» Written request: Turn every line of the records below into a numbered list, skipping blank lines and leaving out the pictures.

» The records:
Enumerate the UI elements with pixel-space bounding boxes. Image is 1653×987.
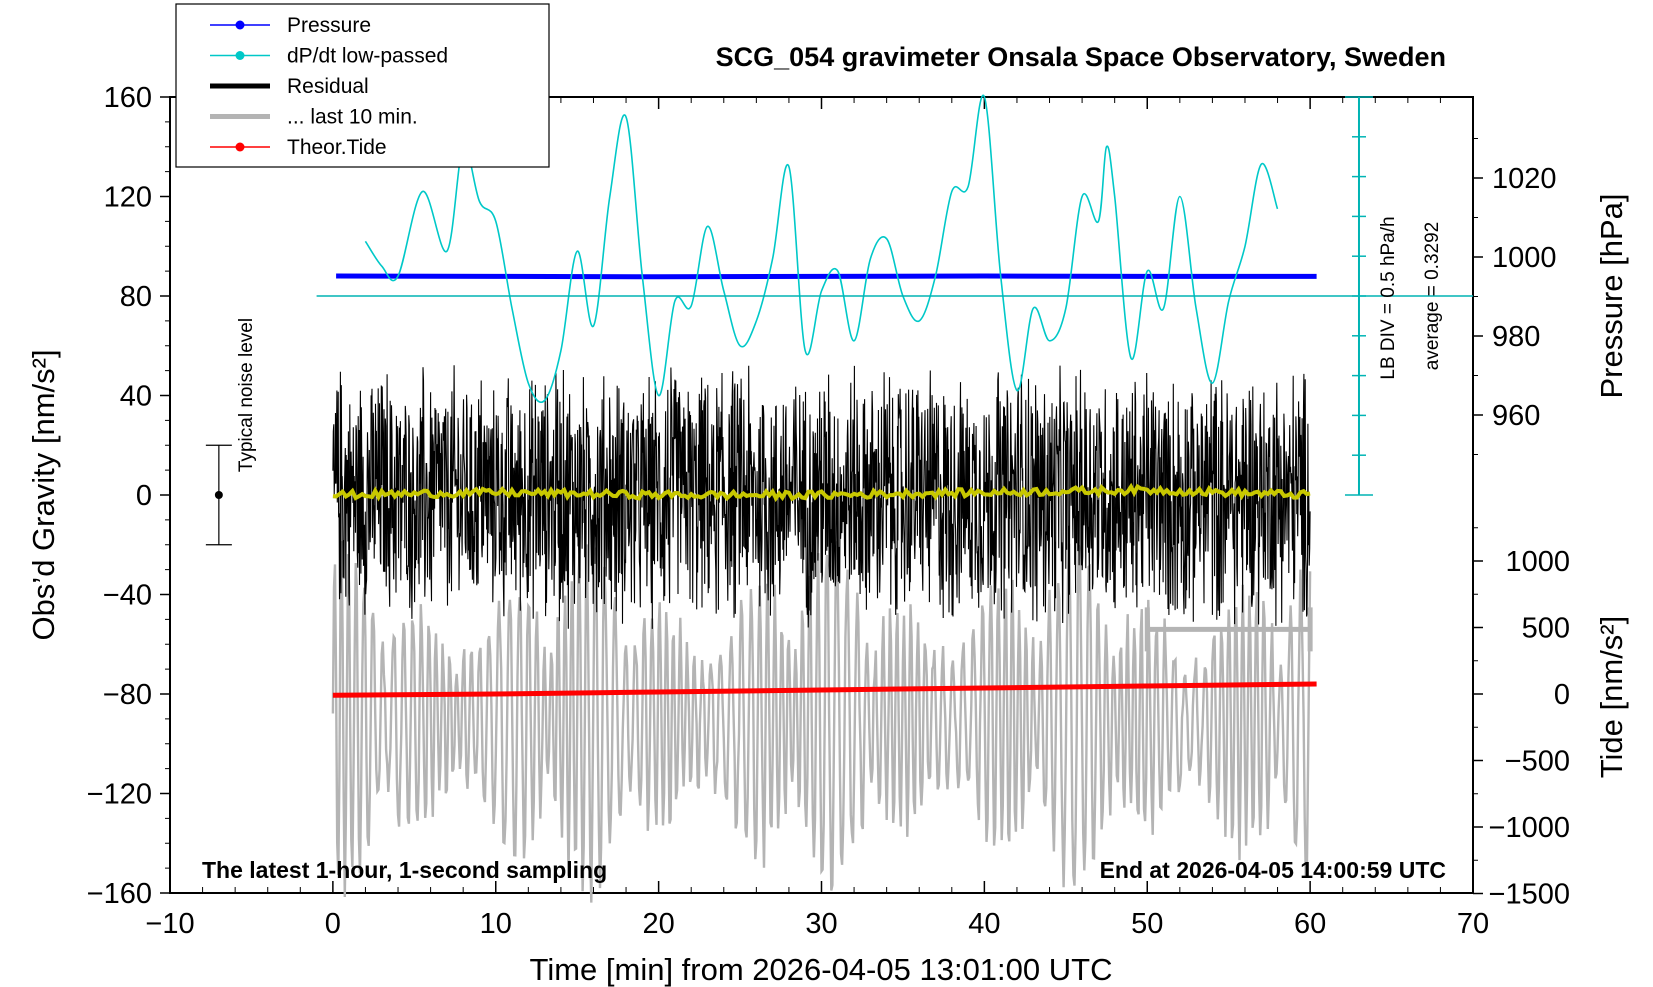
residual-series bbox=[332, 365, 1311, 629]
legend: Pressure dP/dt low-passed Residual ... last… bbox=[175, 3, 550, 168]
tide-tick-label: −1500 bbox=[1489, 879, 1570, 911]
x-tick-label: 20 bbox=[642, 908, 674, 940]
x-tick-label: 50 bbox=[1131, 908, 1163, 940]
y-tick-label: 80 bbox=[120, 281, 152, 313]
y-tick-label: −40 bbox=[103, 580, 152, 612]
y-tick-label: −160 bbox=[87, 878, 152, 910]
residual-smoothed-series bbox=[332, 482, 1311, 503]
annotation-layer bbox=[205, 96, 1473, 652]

» Exercise output:
1. Enumerate the UI elements with pixel-space bounding boxes. Image is 1653×987.
2. residual-series bbox=[332, 365, 1311, 629]
3. legend: Pressure dP/dt low-passed Residual ... last… bbox=[175, 3, 550, 168]
4. tide-tick-label: −1500 bbox=[1489, 879, 1570, 911]
5. x-tick-label: 20 bbox=[642, 908, 674, 940]
6. x-tick-label: 50 bbox=[1131, 908, 1163, 940]
7. y-tick-label: 80 bbox=[120, 281, 152, 313]
8. y-tick-label: −40 bbox=[103, 580, 152, 612]
9. y-tick-label: −160 bbox=[87, 878, 152, 910]
10. residual-smoothed-series bbox=[332, 482, 1311, 503]
11. annotation-layer bbox=[205, 96, 1473, 652]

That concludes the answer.